## Start SOURCE RECORDS
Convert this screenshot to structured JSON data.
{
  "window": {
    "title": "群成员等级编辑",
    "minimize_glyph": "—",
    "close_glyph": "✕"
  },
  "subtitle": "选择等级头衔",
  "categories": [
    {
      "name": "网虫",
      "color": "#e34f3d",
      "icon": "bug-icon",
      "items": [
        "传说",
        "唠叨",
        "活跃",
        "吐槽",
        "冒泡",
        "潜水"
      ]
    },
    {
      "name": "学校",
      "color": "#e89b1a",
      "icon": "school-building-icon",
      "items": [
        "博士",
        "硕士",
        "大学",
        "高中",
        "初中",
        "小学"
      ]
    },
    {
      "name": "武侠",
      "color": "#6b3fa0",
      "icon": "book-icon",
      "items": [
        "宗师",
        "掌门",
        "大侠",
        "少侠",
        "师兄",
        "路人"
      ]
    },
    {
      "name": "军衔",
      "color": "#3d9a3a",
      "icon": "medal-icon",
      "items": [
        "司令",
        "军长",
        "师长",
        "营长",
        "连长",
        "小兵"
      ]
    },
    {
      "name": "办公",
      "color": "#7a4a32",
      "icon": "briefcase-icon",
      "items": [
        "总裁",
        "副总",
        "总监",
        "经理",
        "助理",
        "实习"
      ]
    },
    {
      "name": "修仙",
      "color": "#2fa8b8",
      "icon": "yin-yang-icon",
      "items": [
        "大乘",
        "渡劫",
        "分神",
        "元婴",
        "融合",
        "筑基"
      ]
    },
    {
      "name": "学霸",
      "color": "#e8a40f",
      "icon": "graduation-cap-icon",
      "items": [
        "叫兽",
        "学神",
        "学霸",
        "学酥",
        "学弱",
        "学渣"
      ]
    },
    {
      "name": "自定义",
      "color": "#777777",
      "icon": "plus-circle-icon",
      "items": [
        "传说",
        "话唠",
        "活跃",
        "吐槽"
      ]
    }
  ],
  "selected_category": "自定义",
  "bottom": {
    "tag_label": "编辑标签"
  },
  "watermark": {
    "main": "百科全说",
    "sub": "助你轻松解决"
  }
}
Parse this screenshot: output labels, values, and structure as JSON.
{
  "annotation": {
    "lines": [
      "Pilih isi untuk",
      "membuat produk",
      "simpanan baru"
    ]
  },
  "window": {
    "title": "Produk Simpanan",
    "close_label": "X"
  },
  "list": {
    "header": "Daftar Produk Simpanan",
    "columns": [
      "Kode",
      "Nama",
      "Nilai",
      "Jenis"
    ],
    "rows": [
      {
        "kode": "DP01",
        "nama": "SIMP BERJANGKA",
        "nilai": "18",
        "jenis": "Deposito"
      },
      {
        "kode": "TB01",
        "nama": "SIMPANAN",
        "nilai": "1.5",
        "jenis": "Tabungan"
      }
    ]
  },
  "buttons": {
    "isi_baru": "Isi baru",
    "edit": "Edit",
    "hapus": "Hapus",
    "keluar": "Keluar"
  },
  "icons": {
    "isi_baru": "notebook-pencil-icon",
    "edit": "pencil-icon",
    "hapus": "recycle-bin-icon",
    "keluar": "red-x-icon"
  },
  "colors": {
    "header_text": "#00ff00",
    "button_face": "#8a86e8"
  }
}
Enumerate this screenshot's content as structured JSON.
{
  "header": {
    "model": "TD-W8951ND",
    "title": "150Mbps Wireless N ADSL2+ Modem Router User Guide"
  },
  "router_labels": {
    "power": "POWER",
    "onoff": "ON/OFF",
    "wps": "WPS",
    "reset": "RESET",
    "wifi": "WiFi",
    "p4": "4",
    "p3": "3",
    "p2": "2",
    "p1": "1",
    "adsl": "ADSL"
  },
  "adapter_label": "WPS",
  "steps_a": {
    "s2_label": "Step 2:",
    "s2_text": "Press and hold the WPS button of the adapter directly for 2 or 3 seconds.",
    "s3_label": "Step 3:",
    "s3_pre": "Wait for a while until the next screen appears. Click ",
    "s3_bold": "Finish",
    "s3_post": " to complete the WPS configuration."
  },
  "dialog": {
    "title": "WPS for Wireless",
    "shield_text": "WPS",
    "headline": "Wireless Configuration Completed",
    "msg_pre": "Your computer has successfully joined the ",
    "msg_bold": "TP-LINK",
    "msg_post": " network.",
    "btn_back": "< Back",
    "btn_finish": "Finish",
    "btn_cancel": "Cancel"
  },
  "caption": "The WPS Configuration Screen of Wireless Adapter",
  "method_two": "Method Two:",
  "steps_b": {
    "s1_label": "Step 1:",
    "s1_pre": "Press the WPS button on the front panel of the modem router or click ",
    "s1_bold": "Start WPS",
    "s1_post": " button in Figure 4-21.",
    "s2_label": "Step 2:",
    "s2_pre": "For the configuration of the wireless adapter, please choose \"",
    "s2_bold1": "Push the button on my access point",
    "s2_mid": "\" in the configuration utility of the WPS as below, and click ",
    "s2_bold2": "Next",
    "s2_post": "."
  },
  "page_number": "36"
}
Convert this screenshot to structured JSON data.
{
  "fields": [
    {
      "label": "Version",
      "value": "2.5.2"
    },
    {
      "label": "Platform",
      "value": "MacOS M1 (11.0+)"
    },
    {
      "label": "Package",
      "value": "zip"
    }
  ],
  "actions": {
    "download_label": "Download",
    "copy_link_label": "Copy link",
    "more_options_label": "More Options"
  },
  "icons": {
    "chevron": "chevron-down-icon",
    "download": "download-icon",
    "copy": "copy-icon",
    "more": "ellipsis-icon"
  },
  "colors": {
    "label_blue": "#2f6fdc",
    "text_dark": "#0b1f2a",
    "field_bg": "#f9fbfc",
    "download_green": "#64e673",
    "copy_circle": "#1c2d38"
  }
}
## End SOURCE RECORDS
* TASK
Write out the whole listing again. Match it word for word.

* IN RESPONSE
Convert this screenshot to structured JSON data.
{
  "window": {
    "title": "群成员等级编辑",
    "minimize_glyph": "—",
    "close_glyph": "✕"
  },
  "subtitle": "选择等级头衔",
  "categories": [
    {
      "name": "网虫",
      "color": "#e34f3d",
      "icon": "bug-icon",
      "items": [
        "传说",
        "唠叨",
        "活跃",
        "吐槽",
        "冒泡",
        "潜水"
      ]
    },
    {
      "name": "学校",
      "color": "#e89b1a",
      "icon": "school-building-icon",
      "items": [
        "博士",
        "硕士",
        "大学",
        "高中",
        "初中",
        "小学"
      ]
    },
    {
      "name": "武侠",
      "color": "#6b3fa0",
      "icon": "book-icon",
      "items": [
        "宗师",
        "掌门",
        "大侠",
        "少侠",
        "师兄",
        "路人"
      ]
    },
    {
      "name": "军衔",
      "color": "#3d9a3a",
      "icon": "medal-icon",
      "items": [
        "司令",
        "军长",
        "师长",
        "营长",
        "连长",
        "小兵"
      ]
    },
    {
      "name": "办公",
      "color": "#7a4a32",
      "icon": "briefcase-icon",
      "items": [
        "总裁",
        "副总",
        "总监",
        "经理",
        "助理",
        "实习"
      ]
    },
    {
      "name": "修仙",
      "color": "#2fa8b8",
      "icon": "yin-yang-icon",
      "items": [
        "大乘",
        "渡劫",
        "分神",
        "元婴",
        "融合",
        "筑基"
      ]
    },
    {
      "name": "学霸",
      "color": "#e8a40f",
      "icon": "graduation-cap-icon",
      "items": [
        "叫兽",
        "学神",
        "学霸",
        "学酥",
        "学弱",
        "学渣"
      ]
    },
    {
      "name": "自定义",
      "color": "#777777",
      "icon": "plus-circle-icon",
      "items": [
        "传说",
        "话唠",
        "活跃",
        "吐槽"
      ]
    }
  ],
  "selected_category": "自定义",
  "bottom": {
    "tag_label": "编辑标签"
  },
  "watermark": {
    "main": "百科全说",
    "sub": "助你轻松解决"
  }
}
Parse this screenshot: output labels, values, and structure as JSON.
{
  "annotation": {
    "lines": [
      "Pilih isi untuk",
      "membuat produk",
      "simpanan baru"
    ]
  },
  "window": {
    "title": "Produk Simpanan",
    "close_label": "X"
  },
  "list": {
    "header": "Daftar Produk Simpanan",
    "columns": [
      "Kode",
      "Nama",
      "Nilai",
      "Jenis"
    ],
    "rows": [
      {
        "kode": "DP01",
        "nama": "SIMP BERJANGKA",
        "nilai": "18",
        "jenis": "Deposito"
      },
      {
        "kode": "TB01",
        "nama": "SIMPANAN",
        "nilai": "1.5",
        "jenis": "Tabungan"
      }
    ]
  },
  "buttons": {
    "isi_baru": "Isi baru",
    "edit": "Edit",
    "hapus": "Hapus",
    "keluar": "Keluar"
  },
  "icons": {
    "isi_baru": "notebook-pencil-icon",
    "edit": "pencil-icon",
    "hapus": "recycle-bin-icon",
    "keluar": "red-x-icon"
  },
  "colors": {
    "header_text": "#00ff00",
    "button_face": "#8a86e8"
  }
}
Enumerate this screenshot's content as structured JSON.
{
  "header": {
    "model": "TD-W8951ND",
    "title": "150Mbps Wireless N ADSL2+ Modem Router User Guide"
  },
  "router_labels": {
    "power": "POWER",
    "onoff": "ON/OFF",
    "wps": "WPS",
    "reset": "RESET",
    "wifi": "WiFi",
    "p4": "4",
    "p3": "3",
    "p2": "2",
    "p1": "1",
    "adsl": "ADSL"
  },
  "adapter_label": "WPS",
  "steps_a": {
    "s2_label": "Step 2:",
    "s2_text": "Press and hold the WPS button of the adapter directly for 2 or 3 seconds.",
    "s3_label": "Step 3:",
    "s3_pre": "Wait for a while until the next screen appears. Click ",
    "s3_bold": "Finish",
    "s3_post": " to complete the WPS configuration."
  },
  "dialog": {
    "title": "WPS for Wireless",
    "shield_text": "WPS",
    "headline": "Wireless Configuration Completed",
    "msg_pre": "Your computer has successfully joined the ",
    "msg_bold": "TP-LINK",
    "msg_post": " network.",
    "btn_back": "< Back",
    "btn_finish": "Finish",
    "btn_cancel": "Cancel"
  },
  "caption": "The WPS Configuration Screen of Wireless Adapter",
  "method_two": "Method Two:",
  "steps_b": {
    "s1_label": "Step 1:",
    "s1_pre": "Press the WPS button on the front panel of the modem router or click ",
    "s1_bold": "Start WPS",
    "s1_post": " button in Figure 4-21.",
    "s2_label": "Step 2:",
    "s2_pre": "For the configuration of the wireless adapter, please choose \"",
    "s2_bold1": "Push the button on my access point",
    "s2_mid": "\" in the configuration utility of the WPS as below, and click ",
    "s2_bold2": "Next",
    "s2_post": "."
  },
  "page_number": "36"
}
Convert this screenshot to structured JSON data.
{
  "fields": [
    {
      "label": "Version",
      "value": "2.5.2"
    },
    {
      "label": "Platform",
      "value": "MacOS M1 (11.0+)"
    },
    {
      "label": "Package",
      "value": "zip"
    }
  ],
  "actions": {
    "download_label": "Download",
    "copy_link_label": "Copy link",
    "more_options_label": "More Options"
  },
  "icons": {
    "chevron": "chevron-down-icon",
    "download": "download-icon",
    "copy": "copy-icon",
    "more": "ellipsis-icon"
  },
  "colors": {
    "label_blue": "#2f6fdc",
    "text_dark": "#0b1f2a",
    "field_bg": "#f9fbfc",
    "download_green": "#64e673",
    "copy_circle": "#1c2d38"
  }
}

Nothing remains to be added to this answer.